Each line that holds the word "wait" counts once. Give the total number of such lines and nothing else.
+++ DATA ENTRIES +++
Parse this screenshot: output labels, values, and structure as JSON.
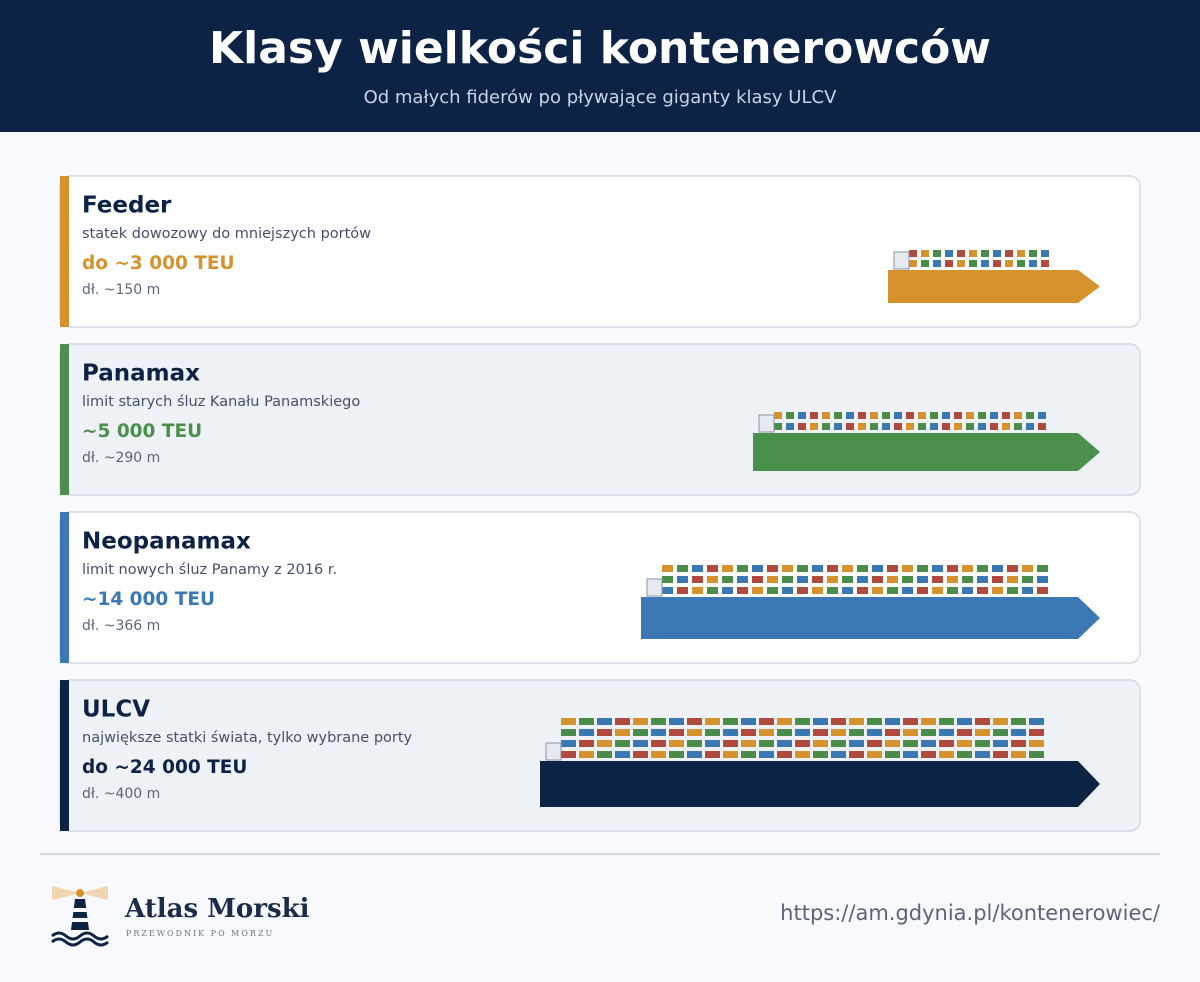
{
  "header": {
    "title": "Klasy wielkości kontenerowców",
    "subtitle": "Od małych fiderów po pływające giganty klasy ULCV"
  },
  "cards": [
    {
      "name": "Feeder",
      "description": "statek dowozowy do mniejszych portów",
      "capacity": "do ~3 000 TEU",
      "length": "dł. ~150 m",
      "color": "#d6922c"
    },
    {
      "name": "Panamax",
      "description": "limit starych śluz Kanału Panamskiego",
      "capacity": "~5 000 TEU",
      "length": "dł. ~290 m",
      "color": "#4a8f4c"
    },
    {
      "name": "Neopanamax",
      "description": "limit nowych śluz Panamy z 2016 r.",
      "capacity": "~14 000 TEU",
      "length": "dł. ~366 m",
      "color": "#3b78b4"
    },
    {
      "name": "ULCV",
      "description": "największe statki świata, tylko wybrane porty",
      "capacity": "do ~24 000 TEU",
      "length": "dł. ~400 m",
      "color": "#0d2346"
    }
  ],
  "footer": {
    "brand": "Atlas Morski",
    "tagline": "PRZEWODNIK PO MORZU",
    "url": "https://am.gdynia.pl/kontenerowiec/"
  }
}
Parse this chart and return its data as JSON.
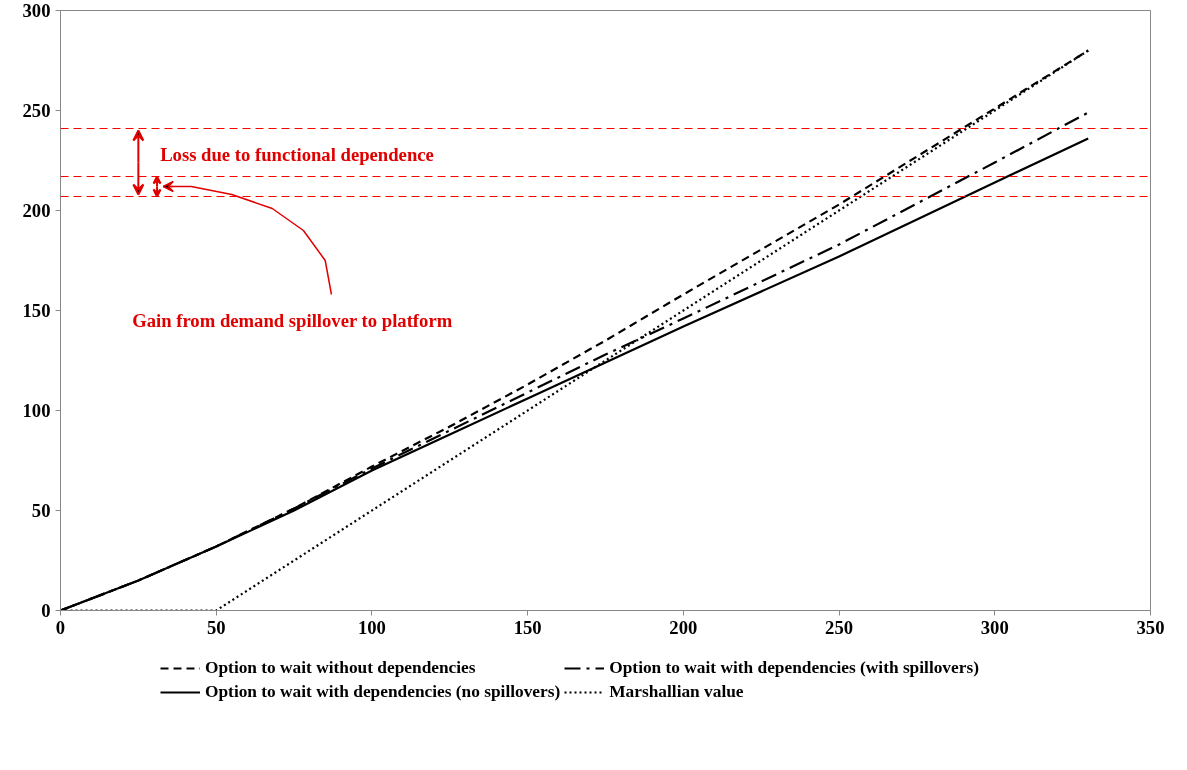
{
  "chart_data": {
    "type": "line",
    "xlim": [
      0,
      350
    ],
    "xticks": [
      0,
      50,
      100,
      150,
      200,
      250,
      300,
      350
    ],
    "ylim": [
      0,
      300
    ],
    "yticks": [
      0,
      50,
      100,
      150,
      200,
      250,
      300
    ],
    "grid": false,
    "legend": "bottom",
    "series": [
      {
        "name": "Option to wait without dependencies",
        "color": "#000000",
        "line_style": "dashed",
        "x": [
          0,
          25,
          50,
          75,
          100,
          125,
          150,
          175,
          200,
          250,
          300,
          330
        ],
        "values": [
          0,
          15,
          32,
          51,
          72,
          92,
          113,
          135,
          158,
          203,
          251,
          280
        ]
      },
      {
        "name": "Option to wait with dependencies (no spillovers)",
        "color": "#000000",
        "line_style": "solid",
        "x": [
          0,
          25,
          50,
          75,
          100,
          125,
          150,
          175,
          200,
          250,
          300,
          330
        ],
        "values": [
          0,
          15,
          32,
          50,
          70,
          88,
          106,
          124,
          142,
          177,
          214,
          236
        ]
      },
      {
        "name": "Option to wait with dependencies (with spillovers)",
        "color": "#000000",
        "line_style": "dashdot",
        "x": [
          0,
          25,
          50,
          75,
          100,
          125,
          150,
          175,
          200,
          250,
          300,
          330
        ],
        "values": [
          0,
          15,
          32,
          51,
          71,
          90,
          109,
          128,
          146,
          183,
          224,
          249
        ]
      },
      {
        "name": "Marshallian value",
        "color": "#000000",
        "line_style": "dotted",
        "x": [
          0,
          50,
          330
        ],
        "values": [
          0,
          0,
          280
        ]
      }
    ],
    "ref_lines": [
      {
        "axis": "y",
        "value": 241,
        "color": "#ff0000",
        "line_style": "dashed"
      },
      {
        "axis": "y",
        "value": 217,
        "color": "#ff0000",
        "line_style": "dashed"
      },
      {
        "axis": "y",
        "value": 207,
        "color": "#ff0000",
        "line_style": "dashed"
      }
    ],
    "annotations": [
      {
        "text": "Loss due to functional dependence",
        "x": 25,
        "y": 241
      },
      "Gain from demand spillover  to platform"
    ]
  }
}
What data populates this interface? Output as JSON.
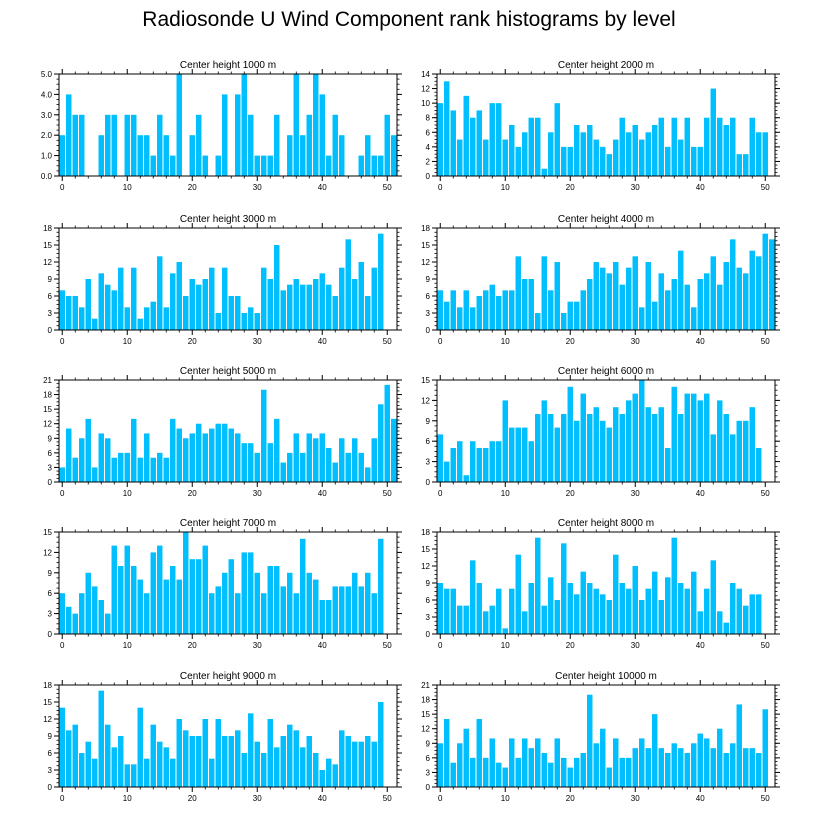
{
  "title": "Radiosonde U Wind Component rank histograms by level",
  "bar_color": "#00BFFF",
  "chart_data": [
    {
      "type": "bar",
      "title": "Center height 1000 m",
      "x_start": 0,
      "xlim": [
        -0.5,
        51.5
      ],
      "ylim": [
        0,
        5
      ],
      "yticks": [
        0,
        1,
        2,
        3,
        4,
        5
      ],
      "ytick_labels": [
        "0.0",
        "1.0",
        "2.0",
        "3.0",
        "4.0",
        "5.0"
      ],
      "xticks": [
        0,
        10,
        20,
        30,
        40,
        50
      ],
      "values": [
        2,
        4,
        3,
        3,
        0,
        0,
        2,
        3,
        3,
        0,
        3,
        3,
        2,
        2,
        1,
        3,
        2,
        1,
        5,
        0,
        2,
        3,
        1,
        0,
        1,
        4,
        0,
        4,
        5,
        3,
        1,
        1,
        1,
        3,
        0,
        2,
        5,
        2,
        3,
        5,
        4,
        1,
        3,
        2,
        0,
        0,
        1,
        2,
        1,
        1,
        3,
        2
      ]
    },
    {
      "type": "bar",
      "title": "Center height 2000 m",
      "x_start": 0,
      "xlim": [
        -0.5,
        51.5
      ],
      "ylim": [
        0,
        14
      ],
      "yticks": [
        0,
        2,
        4,
        6,
        8,
        10,
        12,
        14
      ],
      "ytick_labels": [
        "0",
        "2",
        "4",
        "6",
        "8",
        "10",
        "12",
        "14"
      ],
      "xticks": [
        0,
        10,
        20,
        30,
        40,
        50
      ],
      "values": [
        10,
        13,
        9,
        5,
        11,
        8,
        9,
        5,
        10,
        10,
        5,
        7,
        4,
        6,
        8,
        8,
        1,
        6,
        10,
        4,
        4,
        7,
        6,
        7,
        5,
        4,
        3,
        5,
        8,
        6,
        7,
        5,
        6,
        7,
        8,
        4,
        8,
        5,
        8,
        4,
        4,
        8,
        12,
        8,
        7,
        8,
        3,
        3,
        8,
        6,
        6,
        0
      ]
    },
    {
      "type": "bar",
      "title": "Center height 3000 m",
      "x_start": 0,
      "xlim": [
        -0.5,
        51.5
      ],
      "ylim": [
        0,
        18
      ],
      "yticks": [
        0,
        3,
        6,
        9,
        12,
        15,
        18
      ],
      "ytick_labels": [
        "0",
        "3",
        "6",
        "9",
        "12",
        "15",
        "18"
      ],
      "xticks": [
        0,
        10,
        20,
        30,
        40,
        50
      ],
      "values": [
        7,
        6,
        6,
        4,
        9,
        2,
        10,
        8,
        7,
        11,
        4,
        11,
        2,
        4,
        5,
        13,
        4,
        10,
        12,
        6,
        9,
        8,
        9,
        11,
        3,
        11,
        6,
        6,
        3,
        4,
        3,
        11,
        9,
        15,
        7,
        8,
        9,
        8,
        8,
        9,
        10,
        8,
        6,
        11,
        16,
        9,
        12,
        6,
        11,
        17,
        0,
        0
      ]
    },
    {
      "type": "bar",
      "title": "Center height 4000 m",
      "x_start": 0,
      "xlim": [
        -0.5,
        51.5
      ],
      "ylim": [
        0,
        18
      ],
      "yticks": [
        0,
        3,
        6,
        9,
        12,
        15,
        18
      ],
      "ytick_labels": [
        "0",
        "3",
        "6",
        "9",
        "12",
        "15",
        "18"
      ],
      "xticks": [
        0,
        10,
        20,
        30,
        40,
        50
      ],
      "values": [
        7,
        5,
        7,
        4,
        7,
        4,
        6,
        7,
        8,
        6,
        7,
        7,
        13,
        9,
        9,
        3,
        13,
        7,
        12,
        3,
        5,
        5,
        7,
        9,
        12,
        11,
        10,
        12,
        8,
        11,
        13,
        4,
        12,
        5,
        10,
        7,
        9,
        14,
        8,
        4,
        9,
        10,
        13,
        8,
        12,
        16,
        11,
        10,
        14,
        13,
        17,
        16
      ]
    },
    {
      "type": "bar",
      "title": "Center height 5000 m",
      "x_start": 0,
      "xlim": [
        -0.5,
        51.5
      ],
      "ylim": [
        0,
        21
      ],
      "yticks": [
        0,
        3,
        6,
        9,
        12,
        15,
        18,
        21
      ],
      "ytick_labels": [
        "0",
        "3",
        "6",
        "9",
        "12",
        "15",
        "18",
        "21"
      ],
      "xticks": [
        0,
        10,
        20,
        30,
        40,
        50
      ],
      "values": [
        3,
        11,
        5,
        9,
        13,
        3,
        10,
        9,
        5,
        6,
        6,
        13,
        5,
        10,
        5,
        6,
        5,
        13,
        11,
        9,
        10,
        12,
        10,
        11,
        12,
        12,
        11,
        10,
        8,
        8,
        6,
        19,
        8,
        13,
        4,
        6,
        10,
        6,
        10,
        9,
        10,
        7,
        4,
        9,
        6,
        9,
        6,
        3,
        9,
        16,
        20,
        13
      ]
    },
    {
      "type": "bar",
      "title": "Center height 6000 m",
      "x_start": 0,
      "xlim": [
        -0.5,
        51.5
      ],
      "ylim": [
        0,
        15
      ],
      "yticks": [
        0,
        3,
        6,
        9,
        12,
        15
      ],
      "ytick_labels": [
        "0",
        "3",
        "6",
        "9",
        "12",
        "15"
      ],
      "xticks": [
        0,
        10,
        20,
        30,
        40,
        50
      ],
      "values": [
        7,
        3,
        5,
        6,
        1,
        6,
        5,
        5,
        6,
        6,
        12,
        8,
        8,
        8,
        6,
        10,
        12,
        10,
        8,
        10,
        14,
        9,
        13,
        10,
        11,
        9,
        8,
        11,
        10,
        12,
        13,
        15,
        11,
        10,
        11,
        5,
        14,
        10,
        13,
        13,
        12,
        13,
        7,
        12,
        10,
        7,
        9,
        9,
        11,
        5,
        0,
        0
      ]
    },
    {
      "type": "bar",
      "title": "Center height 7000 m",
      "x_start": 0,
      "xlim": [
        -0.5,
        51.5
      ],
      "ylim": [
        0,
        15
      ],
      "yticks": [
        0,
        3,
        6,
        9,
        12,
        15
      ],
      "ytick_labels": [
        "0",
        "3",
        "6",
        "9",
        "12",
        "15"
      ],
      "xticks": [
        0,
        10,
        20,
        30,
        40,
        50
      ],
      "values": [
        6,
        4,
        3,
        6,
        9,
        7,
        5,
        3,
        13,
        10,
        13,
        10,
        8,
        6,
        12,
        13,
        8,
        10,
        8,
        15,
        11,
        11,
        13,
        6,
        7,
        9,
        11,
        6,
        12,
        12,
        9,
        6,
        10,
        10,
        7,
        9,
        6,
        14,
        9,
        8,
        5,
        5,
        7,
        7,
        7,
        9,
        7,
        9,
        6,
        14,
        0,
        0
      ]
    },
    {
      "type": "bar",
      "title": "Center height 8000 m",
      "x_start": 0,
      "xlim": [
        -0.5,
        51.5
      ],
      "ylim": [
        0,
        18
      ],
      "yticks": [
        0,
        3,
        6,
        9,
        12,
        15,
        18
      ],
      "ytick_labels": [
        "0",
        "3",
        "6",
        "9",
        "12",
        "15",
        "18"
      ],
      "xticks": [
        0,
        10,
        20,
        30,
        40,
        50
      ],
      "values": [
        9,
        8,
        8,
        5,
        5,
        13,
        9,
        4,
        5,
        8,
        1,
        8,
        14,
        4,
        9,
        17,
        5,
        10,
        6,
        16,
        9,
        7,
        11,
        9,
        8,
        7,
        6,
        14,
        9,
        8,
        12,
        6,
        8,
        11,
        6,
        10,
        17,
        9,
        8,
        11,
        4,
        8,
        13,
        4,
        2,
        9,
        8,
        5,
        7,
        7,
        0,
        0
      ]
    },
    {
      "type": "bar",
      "title": "Center height 9000 m",
      "x_start": 0,
      "xlim": [
        -0.5,
        51.5
      ],
      "ylim": [
        0,
        18
      ],
      "yticks": [
        0,
        3,
        6,
        9,
        12,
        15,
        18
      ],
      "ytick_labels": [
        "0",
        "3",
        "6",
        "9",
        "12",
        "15",
        "18"
      ],
      "xticks": [
        0,
        10,
        20,
        30,
        40,
        50
      ],
      "values": [
        14,
        10,
        11,
        6,
        8,
        5,
        17,
        11,
        7,
        9,
        4,
        4,
        14,
        5,
        11,
        8,
        7,
        5,
        12,
        10,
        9,
        9,
        12,
        5,
        12,
        9,
        9,
        10,
        6,
        13,
        8,
        6,
        12,
        7,
        9,
        11,
        10,
        7,
        9,
        6,
        3,
        5,
        4,
        10,
        9,
        8,
        8,
        9,
        8,
        15,
        0,
        0
      ]
    },
    {
      "type": "bar",
      "title": "Center height 10000 m",
      "x_start": 0,
      "xlim": [
        -0.5,
        51.5
      ],
      "ylim": [
        0,
        21
      ],
      "yticks": [
        0,
        3,
        6,
        9,
        12,
        15,
        18,
        21
      ],
      "ytick_labels": [
        "0",
        "3",
        "6",
        "9",
        "12",
        "15",
        "18",
        "21"
      ],
      "xticks": [
        0,
        10,
        20,
        30,
        40,
        50
      ],
      "values": [
        9,
        14,
        5,
        9,
        12,
        6,
        14,
        6,
        10,
        5,
        4,
        10,
        6,
        10,
        8,
        10,
        7,
        5,
        10,
        6,
        4,
        6,
        7,
        19,
        9,
        12,
        4,
        10,
        6,
        6,
        8,
        10,
        8,
        15,
        8,
        7,
        9,
        8,
        7,
        9,
        11,
        10,
        8,
        12,
        7,
        9,
        17,
        8,
        8,
        7,
        16,
        0
      ]
    }
  ]
}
+++
_FULL ANSWER_
3